• Aim of the exercise: Output the material below unchanged, apart from leaving out the pictures.

• Extracted data:
——
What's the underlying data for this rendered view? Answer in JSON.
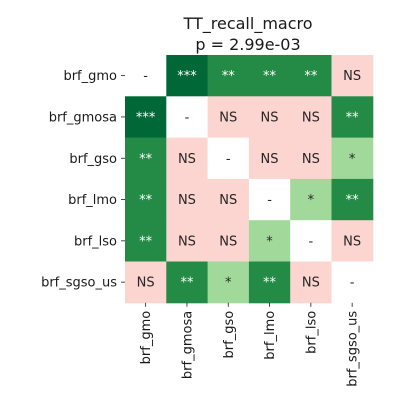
{
  "chart_data": {
    "type": "heatmap",
    "title": "TT_recall_macro",
    "subtitle": "p = 2.99e-03",
    "rows": [
      "brf_gmo",
      "brf_gmosa",
      "brf_gso",
      "brf_lmo",
      "brf_lso",
      "brf_sgso_us"
    ],
    "cols": [
      "brf_gmo",
      "brf_gmosa",
      "brf_gso",
      "brf_lmo",
      "brf_lso",
      "brf_sgso_us"
    ],
    "cells": [
      [
        "-",
        "***",
        "**",
        "**",
        "**",
        "NS"
      ],
      [
        "***",
        "-",
        "NS",
        "NS",
        "NS",
        "**"
      ],
      [
        "**",
        "NS",
        "-",
        "NS",
        "NS",
        "*"
      ],
      [
        "**",
        "NS",
        "NS",
        "-",
        "*",
        "**"
      ],
      [
        "**",
        "NS",
        "NS",
        "*",
        "-",
        "NS"
      ],
      [
        "NS",
        "**",
        "*",
        "**",
        "NS",
        "-"
      ]
    ],
    "level_colors": {
      "***": "#006837",
      "**": "#238b45",
      "*": "#a1d99b",
      "NS": "#fcd5d0",
      "-": "#ffffff"
    },
    "level_text_colors": {
      "***": "#ffffff",
      "**": "#ffffff",
      "*": "#262626",
      "NS": "#262626",
      "-": "#262626"
    },
    "grid": false,
    "legend": "none"
  }
}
——
• Complete answer:
What's the underlying data for this rendered view? Answer in JSON.
{
  "chart_data": {
    "type": "heatmap",
    "title": "TT_recall_macro",
    "subtitle": "p = 2.99e-03",
    "rows": [
      "brf_gmo",
      "brf_gmosa",
      "brf_gso",
      "brf_lmo",
      "brf_lso",
      "brf_sgso_us"
    ],
    "cols": [
      "brf_gmo",
      "brf_gmosa",
      "brf_gso",
      "brf_lmo",
      "brf_lso",
      "brf_sgso_us"
    ],
    "cells": [
      [
        "-",
        "***",
        "**",
        "**",
        "**",
        "NS"
      ],
      [
        "***",
        "-",
        "NS",
        "NS",
        "NS",
        "**"
      ],
      [
        "**",
        "NS",
        "-",
        "NS",
        "NS",
        "*"
      ],
      [
        "**",
        "NS",
        "NS",
        "-",
        "*",
        "**"
      ],
      [
        "**",
        "NS",
        "NS",
        "*",
        "-",
        "NS"
      ],
      [
        "NS",
        "**",
        "*",
        "**",
        "NS",
        "-"
      ]
    ],
    "level_colors": {
      "***": "#006837",
      "**": "#238b45",
      "*": "#a1d99b",
      "NS": "#fcd5d0",
      "-": "#ffffff"
    },
    "level_text_colors": {
      "***": "#ffffff",
      "**": "#ffffff",
      "*": "#262626",
      "NS": "#262626",
      "-": "#262626"
    },
    "grid": false,
    "legend": "none"
  }
}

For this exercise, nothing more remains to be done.